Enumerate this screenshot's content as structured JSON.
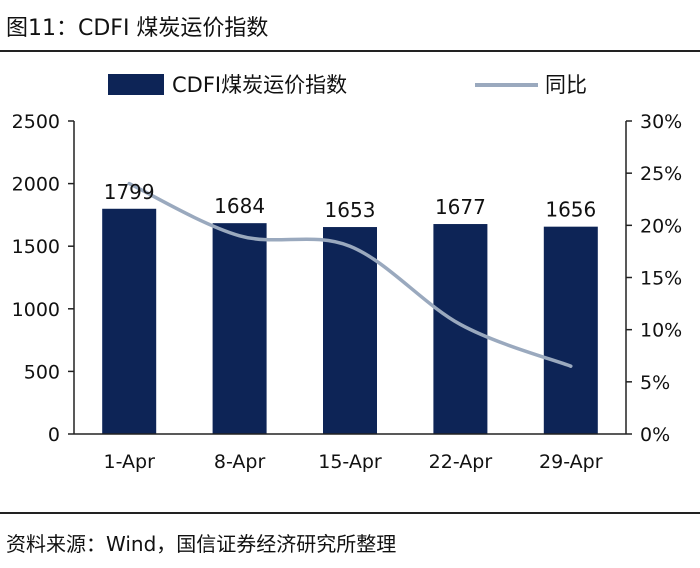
{
  "figure": {
    "title": "图11：CDFI 煤炭运价指数",
    "source": "资料来源：Wind，国信证券经济研究所整理"
  },
  "colors": {
    "bar": "#0d2456",
    "line": "#9aa9be",
    "axis": "#222222"
  },
  "chart_data": {
    "type": "bar",
    "categories": [
      "1-Apr",
      "8-Apr",
      "15-Apr",
      "22-Apr",
      "29-Apr"
    ],
    "series": [
      {
        "name": "CDFI煤炭运价指数",
        "type": "bar",
        "axis": "left",
        "values": [
          1799,
          1684,
          1653,
          1677,
          1656
        ]
      },
      {
        "name": "同比",
        "type": "line",
        "axis": "right",
        "values": [
          24.0,
          19.0,
          18.0,
          10.5,
          6.5
        ]
      }
    ],
    "data_labels": [
      "1799",
      "1684",
      "1653",
      "1677",
      "1656"
    ],
    "y_left": {
      "min": 0,
      "max": 2500,
      "ticks": [
        "0",
        "500",
        "1000",
        "1500",
        "2000",
        "2500"
      ]
    },
    "y_right": {
      "min": 0,
      "max": 30,
      "ticks": [
        "0%",
        "5%",
        "10%",
        "15%",
        "20%",
        "25%",
        "30%"
      ]
    },
    "legend": {
      "position": "top",
      "entries": [
        "CDFI煤炭运价指数",
        "同比"
      ]
    },
    "grid": false
  }
}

Your goal:
Your task is to repeat the material above exactly, without its pictures.

Right answer:
Enumerate this screenshot's content as structured JSON.
{
  "figure": {
    "title": "图11：CDFI 煤炭运价指数",
    "source": "资料来源：Wind，国信证券经济研究所整理"
  },
  "colors": {
    "bar": "#0d2456",
    "line": "#9aa9be",
    "axis": "#222222"
  },
  "chart_data": {
    "type": "bar",
    "categories": [
      "1-Apr",
      "8-Apr",
      "15-Apr",
      "22-Apr",
      "29-Apr"
    ],
    "series": [
      {
        "name": "CDFI煤炭运价指数",
        "type": "bar",
        "axis": "left",
        "values": [
          1799,
          1684,
          1653,
          1677,
          1656
        ]
      },
      {
        "name": "同比",
        "type": "line",
        "axis": "right",
        "values": [
          24.0,
          19.0,
          18.0,
          10.5,
          6.5
        ]
      }
    ],
    "data_labels": [
      "1799",
      "1684",
      "1653",
      "1677",
      "1656"
    ],
    "y_left": {
      "min": 0,
      "max": 2500,
      "ticks": [
        "0",
        "500",
        "1000",
        "1500",
        "2000",
        "2500"
      ]
    },
    "y_right": {
      "min": 0,
      "max": 30,
      "ticks": [
        "0%",
        "5%",
        "10%",
        "15%",
        "20%",
        "25%",
        "30%"
      ]
    },
    "legend": {
      "position": "top",
      "entries": [
        "CDFI煤炭运价指数",
        "同比"
      ]
    },
    "grid": false
  }
}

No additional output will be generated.